start RAW RECORDS
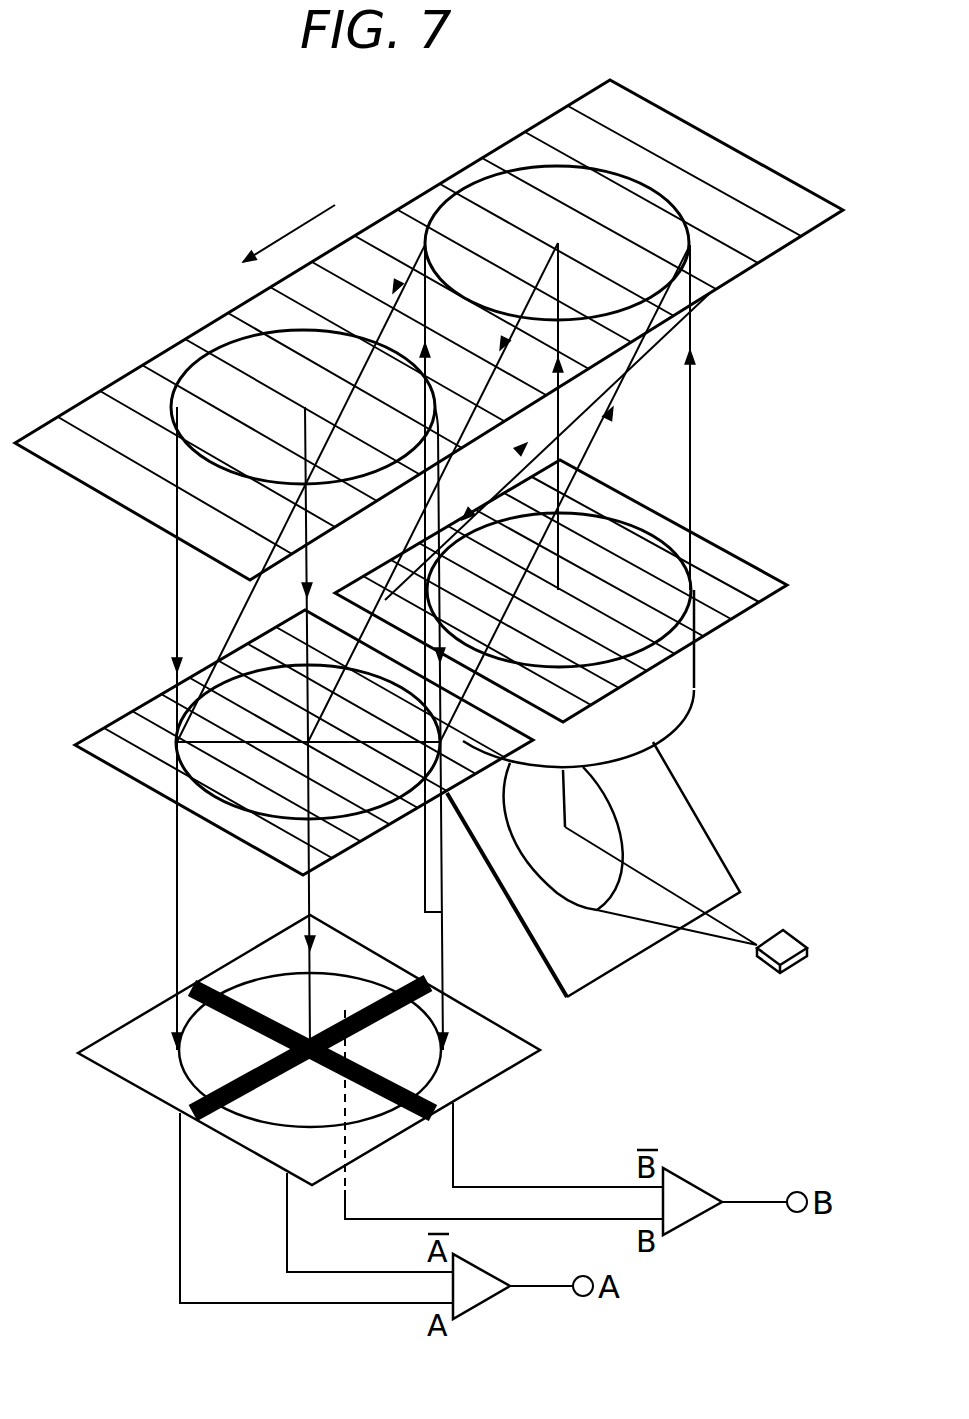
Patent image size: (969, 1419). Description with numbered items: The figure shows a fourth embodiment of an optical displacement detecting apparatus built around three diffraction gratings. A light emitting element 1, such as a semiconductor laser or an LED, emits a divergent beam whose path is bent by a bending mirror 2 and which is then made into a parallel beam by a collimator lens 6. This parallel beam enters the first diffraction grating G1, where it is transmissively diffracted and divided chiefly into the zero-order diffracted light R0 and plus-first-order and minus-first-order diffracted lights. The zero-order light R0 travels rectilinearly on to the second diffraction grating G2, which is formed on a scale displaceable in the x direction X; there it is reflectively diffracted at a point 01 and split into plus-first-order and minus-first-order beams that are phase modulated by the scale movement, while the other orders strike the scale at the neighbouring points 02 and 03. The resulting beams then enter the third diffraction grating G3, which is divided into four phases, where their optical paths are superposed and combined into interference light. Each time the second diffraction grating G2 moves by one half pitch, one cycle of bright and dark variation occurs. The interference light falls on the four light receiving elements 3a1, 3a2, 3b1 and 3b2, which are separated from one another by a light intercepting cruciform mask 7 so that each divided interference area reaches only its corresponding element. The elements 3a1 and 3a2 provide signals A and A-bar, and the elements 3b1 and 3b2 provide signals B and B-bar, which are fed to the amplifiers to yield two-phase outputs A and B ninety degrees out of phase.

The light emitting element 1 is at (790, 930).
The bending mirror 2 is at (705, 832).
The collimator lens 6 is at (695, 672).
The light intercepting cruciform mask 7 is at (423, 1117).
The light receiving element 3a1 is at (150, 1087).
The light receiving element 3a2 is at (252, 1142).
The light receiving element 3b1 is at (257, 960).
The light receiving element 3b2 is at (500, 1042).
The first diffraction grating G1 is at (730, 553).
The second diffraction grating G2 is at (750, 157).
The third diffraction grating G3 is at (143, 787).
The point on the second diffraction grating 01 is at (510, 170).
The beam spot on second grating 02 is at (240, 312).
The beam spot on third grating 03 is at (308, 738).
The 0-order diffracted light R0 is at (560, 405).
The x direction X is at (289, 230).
end RAW RECORDS
start RAW RECORDS
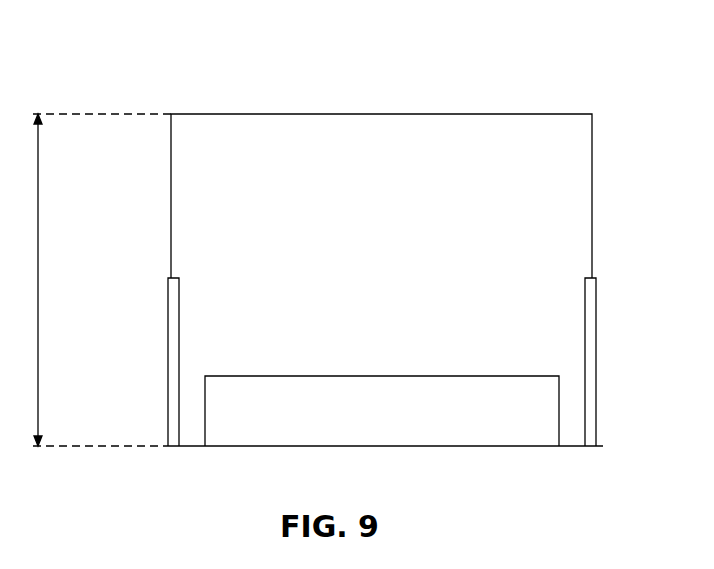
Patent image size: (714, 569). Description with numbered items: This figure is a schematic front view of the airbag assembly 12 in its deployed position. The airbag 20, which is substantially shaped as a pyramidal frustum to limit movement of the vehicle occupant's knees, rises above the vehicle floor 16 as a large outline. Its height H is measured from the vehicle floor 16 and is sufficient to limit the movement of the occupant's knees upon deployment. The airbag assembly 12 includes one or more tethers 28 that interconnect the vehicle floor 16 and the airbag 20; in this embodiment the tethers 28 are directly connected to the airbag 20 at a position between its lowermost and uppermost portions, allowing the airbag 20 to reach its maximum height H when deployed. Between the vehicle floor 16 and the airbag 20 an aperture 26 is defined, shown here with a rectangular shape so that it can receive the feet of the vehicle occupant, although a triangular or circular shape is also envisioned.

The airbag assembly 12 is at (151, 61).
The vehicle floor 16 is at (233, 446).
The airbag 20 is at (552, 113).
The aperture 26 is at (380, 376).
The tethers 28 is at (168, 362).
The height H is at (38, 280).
end RAW RECORDS
YOUR TASK:
Extract every line from the items above that contains the string "assembly". Treat the match as case-sensitive.

EXERCISE RESULT:
Patent image size: (714, 569). Description with numbered items: This figure is a schematic front view of the airbag assembly 12 in its deployed position. The airbag 20, which is substantially shaped as a pyramidal frustum to limit movement of the vehicle occupant's knees, rises above the vehicle floor 16 as a large outline. Its height H is measured from the vehicle floor 16 and is sufficient to limit the movement of the occupant's knees upon deployment. The airbag assembly 12 includes one or more tethers 28 that interconnect the vehicle floor 16 and the airbag 20; in this embodiment the tethers 28 are directly connected to the airbag 20 at a position between its lowermost and uppermost portions, allowing the airbag 20 to reach its maximum height H when deployed. Between the vehicle floor 16 and the airbag 20 an aperture 26 is defined, shown here with a rectangular shape so that it can receive the feet of the vehicle occupant, although a triangular or circular shape is also envisioned.
The airbag assembly 12 is at (151, 61).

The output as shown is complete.